---------- Data
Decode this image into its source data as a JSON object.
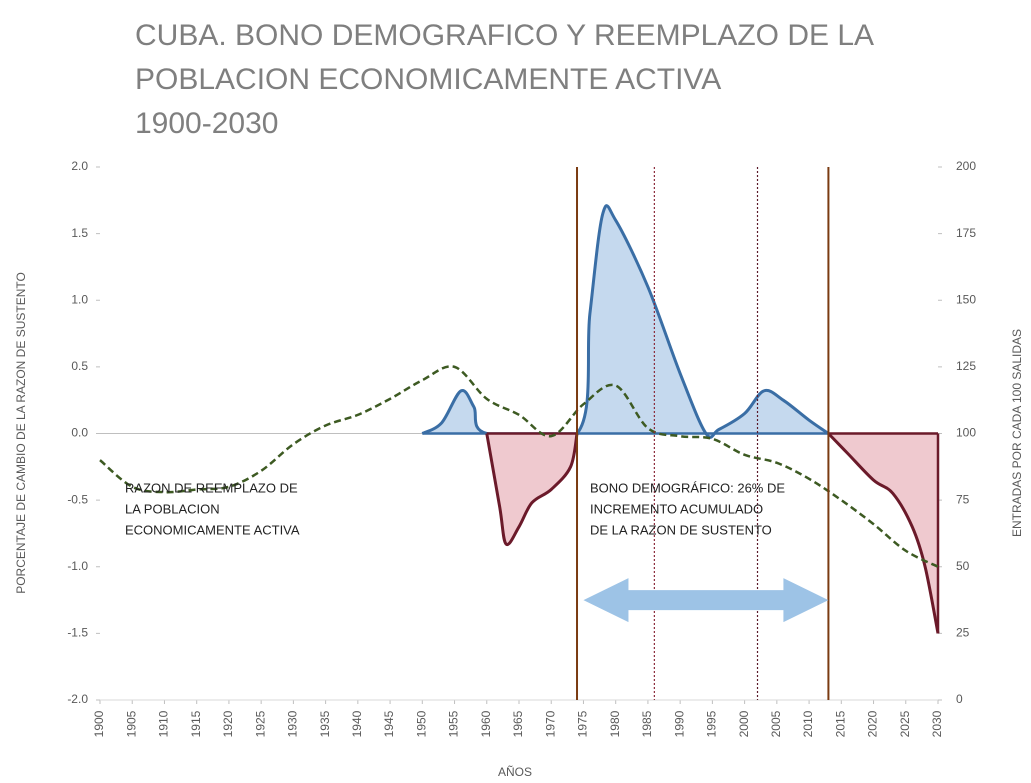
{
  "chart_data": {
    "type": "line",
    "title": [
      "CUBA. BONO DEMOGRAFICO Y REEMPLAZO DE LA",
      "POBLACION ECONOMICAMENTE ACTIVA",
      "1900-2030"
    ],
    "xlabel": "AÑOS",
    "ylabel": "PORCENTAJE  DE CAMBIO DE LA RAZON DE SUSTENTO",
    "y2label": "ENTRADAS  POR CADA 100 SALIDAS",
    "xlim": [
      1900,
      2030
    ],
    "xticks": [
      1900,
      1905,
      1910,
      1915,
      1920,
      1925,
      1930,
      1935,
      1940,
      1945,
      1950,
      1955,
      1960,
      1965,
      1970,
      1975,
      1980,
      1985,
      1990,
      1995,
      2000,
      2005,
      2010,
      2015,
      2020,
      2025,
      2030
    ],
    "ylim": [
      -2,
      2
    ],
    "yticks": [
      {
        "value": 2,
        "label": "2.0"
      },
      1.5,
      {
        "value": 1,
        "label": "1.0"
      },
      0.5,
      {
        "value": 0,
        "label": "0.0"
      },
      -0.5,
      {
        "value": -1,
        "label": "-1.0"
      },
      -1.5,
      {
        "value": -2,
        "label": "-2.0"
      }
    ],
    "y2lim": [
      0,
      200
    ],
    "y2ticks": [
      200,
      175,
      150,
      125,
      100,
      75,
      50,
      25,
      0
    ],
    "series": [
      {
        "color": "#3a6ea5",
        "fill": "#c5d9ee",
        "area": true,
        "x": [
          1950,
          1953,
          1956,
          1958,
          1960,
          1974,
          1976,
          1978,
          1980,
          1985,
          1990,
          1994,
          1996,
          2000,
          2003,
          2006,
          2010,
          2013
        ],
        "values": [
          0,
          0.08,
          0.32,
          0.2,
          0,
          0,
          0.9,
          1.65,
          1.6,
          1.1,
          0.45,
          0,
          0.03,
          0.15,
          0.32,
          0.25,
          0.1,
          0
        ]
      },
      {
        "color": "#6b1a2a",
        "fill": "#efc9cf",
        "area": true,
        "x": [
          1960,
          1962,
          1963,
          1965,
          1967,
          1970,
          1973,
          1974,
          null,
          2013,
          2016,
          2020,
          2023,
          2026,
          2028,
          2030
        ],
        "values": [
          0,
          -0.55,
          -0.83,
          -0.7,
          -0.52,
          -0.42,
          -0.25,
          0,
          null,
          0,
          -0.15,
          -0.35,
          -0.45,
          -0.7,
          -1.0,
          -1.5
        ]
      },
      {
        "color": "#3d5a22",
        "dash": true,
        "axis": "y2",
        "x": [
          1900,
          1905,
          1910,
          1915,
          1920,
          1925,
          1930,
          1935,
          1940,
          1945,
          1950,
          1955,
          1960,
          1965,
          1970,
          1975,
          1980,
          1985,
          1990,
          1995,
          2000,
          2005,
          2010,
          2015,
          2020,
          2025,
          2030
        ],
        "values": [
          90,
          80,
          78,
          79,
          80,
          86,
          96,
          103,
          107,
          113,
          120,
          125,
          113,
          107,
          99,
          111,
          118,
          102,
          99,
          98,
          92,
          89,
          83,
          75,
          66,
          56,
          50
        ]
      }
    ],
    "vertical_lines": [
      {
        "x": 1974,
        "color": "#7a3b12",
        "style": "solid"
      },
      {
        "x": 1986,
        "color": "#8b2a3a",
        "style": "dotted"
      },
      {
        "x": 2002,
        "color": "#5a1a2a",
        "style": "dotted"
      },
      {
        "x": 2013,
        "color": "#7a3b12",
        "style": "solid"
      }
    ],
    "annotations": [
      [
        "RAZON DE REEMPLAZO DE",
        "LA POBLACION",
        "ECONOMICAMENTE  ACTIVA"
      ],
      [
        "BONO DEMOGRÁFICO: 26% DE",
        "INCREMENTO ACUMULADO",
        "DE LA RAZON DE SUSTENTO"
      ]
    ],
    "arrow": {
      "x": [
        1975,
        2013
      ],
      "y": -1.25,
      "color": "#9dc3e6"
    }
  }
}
--------------------
---------- Data
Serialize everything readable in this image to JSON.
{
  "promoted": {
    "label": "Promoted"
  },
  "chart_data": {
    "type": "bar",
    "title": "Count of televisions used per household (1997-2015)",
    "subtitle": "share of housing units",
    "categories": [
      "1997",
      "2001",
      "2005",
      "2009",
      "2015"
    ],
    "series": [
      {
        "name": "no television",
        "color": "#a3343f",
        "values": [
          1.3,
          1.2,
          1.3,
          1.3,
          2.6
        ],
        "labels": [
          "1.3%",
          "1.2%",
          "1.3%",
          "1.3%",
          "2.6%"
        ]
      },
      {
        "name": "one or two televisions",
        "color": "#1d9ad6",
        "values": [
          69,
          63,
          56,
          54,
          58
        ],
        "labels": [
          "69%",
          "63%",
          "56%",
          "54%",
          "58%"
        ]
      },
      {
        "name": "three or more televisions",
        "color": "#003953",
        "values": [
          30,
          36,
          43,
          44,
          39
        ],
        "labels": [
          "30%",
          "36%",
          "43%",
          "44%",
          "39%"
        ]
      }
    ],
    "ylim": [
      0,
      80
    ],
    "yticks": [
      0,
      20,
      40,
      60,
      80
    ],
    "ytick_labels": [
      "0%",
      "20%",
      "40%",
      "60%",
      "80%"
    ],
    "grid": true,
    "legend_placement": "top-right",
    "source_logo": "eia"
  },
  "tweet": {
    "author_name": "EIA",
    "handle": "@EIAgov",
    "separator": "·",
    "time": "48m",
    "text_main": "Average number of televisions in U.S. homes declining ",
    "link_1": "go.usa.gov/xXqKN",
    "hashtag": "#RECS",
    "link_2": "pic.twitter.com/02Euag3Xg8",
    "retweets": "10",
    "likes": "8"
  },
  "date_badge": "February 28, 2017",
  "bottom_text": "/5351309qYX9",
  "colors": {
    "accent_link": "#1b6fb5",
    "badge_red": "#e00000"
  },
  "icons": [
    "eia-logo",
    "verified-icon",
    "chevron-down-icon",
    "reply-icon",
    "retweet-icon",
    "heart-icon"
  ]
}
--------------------
▶ What is required
Go through the material and copy out every line with "this" in it.

▶ Task result
Decode this image into its source data as a JSON object.
Serialize everything readable in this image to JSON.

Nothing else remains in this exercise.